* [Text segment]
--------------------------------------------------

The 16th Electromagnetic Warfare Squadron (16 EWS) is an active United States Space Force unit, stationed at Peterson Space Force Base, Colorado as part of the Mission Delta 3. The squadron protects critical satellite communication links to detect, characterize, geolocate and report sources of electromagnetic interference on US military and commercial satellites. The squadron also provides combat-ready crews to deploy and employ defensive space electromagnetic warfare capabilities for theater combatant commanders. The squadron is Air Force Space Command's first defensive counterspace unit.

From 1967 through 1994, the squadron, originally the 16th Surveillance Squadron, operated the Cobra Dane space detection system at Shemya Air Force Base, Alaska.

== Mission ==
The 16th Electromagnetic Warfare Squadron operates space electromagnetic warfare capabilities to achieve space superiority in support of theater campaigns and United States Strategic Command's space superiority mission. To achieve this, 16th operates the Rapid Attack Identification Detection Reporting System (RAIDRS) central operating location and up to six RAIDRS fixed ground stations and three deployable ground segments. The unit detects, characterizes, geolocation and electromagnetic interference for satellite communications systems, supporting combatant commanders. 16th SPCS operators can remotely control and task the fixed and deployable antenna suites from Peterson Air Force Base. Additionally, the three deployable systems are capable of sustained autonomous operations if connectivity is lost.

== History ==
===Cobra Dane operation===
The squadron was first organized at Shemya Air Force Station, Alaska as the 16th Surveillance Squadron and assigned to the 73d Aerospace Surveillance Wing of Air Defense Command. The unit's mission was to operate the Cobra Dane long-range early warning radar system, used to track Soviet intercontinental ballistic missile launches. In April 1967, the 73d Wing was inactivated and the 16th was assigned directly to Fourteenth Aerospace Force.

--------------------------------------------------

Continue the history of the 16th Electromagnetic Warfare Squadron, starting right after its last sentence.

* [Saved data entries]

--------------------------------------------------

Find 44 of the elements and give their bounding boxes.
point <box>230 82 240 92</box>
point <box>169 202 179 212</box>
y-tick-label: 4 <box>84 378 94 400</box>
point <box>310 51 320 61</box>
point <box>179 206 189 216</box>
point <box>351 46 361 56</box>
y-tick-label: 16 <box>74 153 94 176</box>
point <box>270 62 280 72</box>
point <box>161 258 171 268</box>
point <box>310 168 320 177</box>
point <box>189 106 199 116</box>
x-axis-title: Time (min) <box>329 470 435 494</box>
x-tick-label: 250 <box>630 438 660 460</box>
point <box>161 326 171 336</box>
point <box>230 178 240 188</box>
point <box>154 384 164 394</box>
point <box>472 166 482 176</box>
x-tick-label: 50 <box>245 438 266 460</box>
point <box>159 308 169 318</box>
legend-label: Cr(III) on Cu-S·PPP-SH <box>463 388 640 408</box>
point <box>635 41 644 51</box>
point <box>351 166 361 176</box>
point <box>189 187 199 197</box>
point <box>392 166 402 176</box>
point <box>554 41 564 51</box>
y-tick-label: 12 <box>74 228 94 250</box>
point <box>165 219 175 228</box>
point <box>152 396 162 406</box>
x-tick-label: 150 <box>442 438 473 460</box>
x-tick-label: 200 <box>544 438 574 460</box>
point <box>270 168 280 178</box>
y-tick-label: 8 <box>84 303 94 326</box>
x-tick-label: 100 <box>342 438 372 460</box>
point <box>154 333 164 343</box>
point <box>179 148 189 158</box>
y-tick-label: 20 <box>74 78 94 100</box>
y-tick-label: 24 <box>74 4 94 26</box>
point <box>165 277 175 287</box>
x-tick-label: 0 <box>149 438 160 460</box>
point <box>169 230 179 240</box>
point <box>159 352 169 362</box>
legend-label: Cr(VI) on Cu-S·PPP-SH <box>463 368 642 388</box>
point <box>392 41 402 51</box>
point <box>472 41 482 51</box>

--------------------------------------------------

* [Result of the exercise]
The 16th continued its mission under Air (later Aerospace) Defense Command until the command was disestablished in December 1979. Strategic Air Command assumed responsibility for strategic space defense assets and assigned the squadron to its 47th Air Division. The unit was again reassigned in 1983, when the Air Force brought its space defense and communications units under Air Force Space Command, which assigned the squadron to the 1st Space Wing. In 1991, it was reassigned to the 73rd Space Surveillance Group. In 1992, the unit was designated the 16th Space Surveillance Squadron. It was inactivated in 1994.

===Rapid Attack Identification Detection Reporting System===

The unit was reactivated at Peterson Air Force Base., Colorado in May 2007 under the 21st Space Wing to operate the Air Force's Rapid Attack Identification Detection Reporting System (RAIDRS).

The RAIDRS prototype, designated the "Satellite Interference Response System" (SIRS), was initially deployed to United States Central Command (USCENTCOM)'s area of responsibility for a 120-day proof of concept. When the proof of concept proved to be a success, SIRS was redesignated RAIDRS Deployable Ground Segment-0 and has been continually deployed to USCENTCOM since then. In 2011, the Bounty Hunter system was delivered to USCENTCOM for added capability and the two comprise Operation Silent Sentry. Airmen from the 16th and its reserve associate, the 380th Space Control Squadron provide the preponderance of the required manpower for this mission.

On 15 April 2022, the 16th Space Control Squadron was redesignated the 16th Electromagnetic Warfare Squadron.

==Lineage==
- Constituted as the 16th Surveillance Squadron and activated on 1 November 1966 (not organized)
 Organized on 1 January 1967
 Redesignated 16th Space Surveillance Squadron on 15 May 1992
 Inactivated on 1 October 1994
- Redesignated 16th Space Control Squadron on 4 May 2007
 Activated on 16 May 2007
- Redesignated 16th Electromagnetic Warfare Squadron on 15 April 2022

===Assignments===
- Air Defense Command, 1 November 1966 (not organized)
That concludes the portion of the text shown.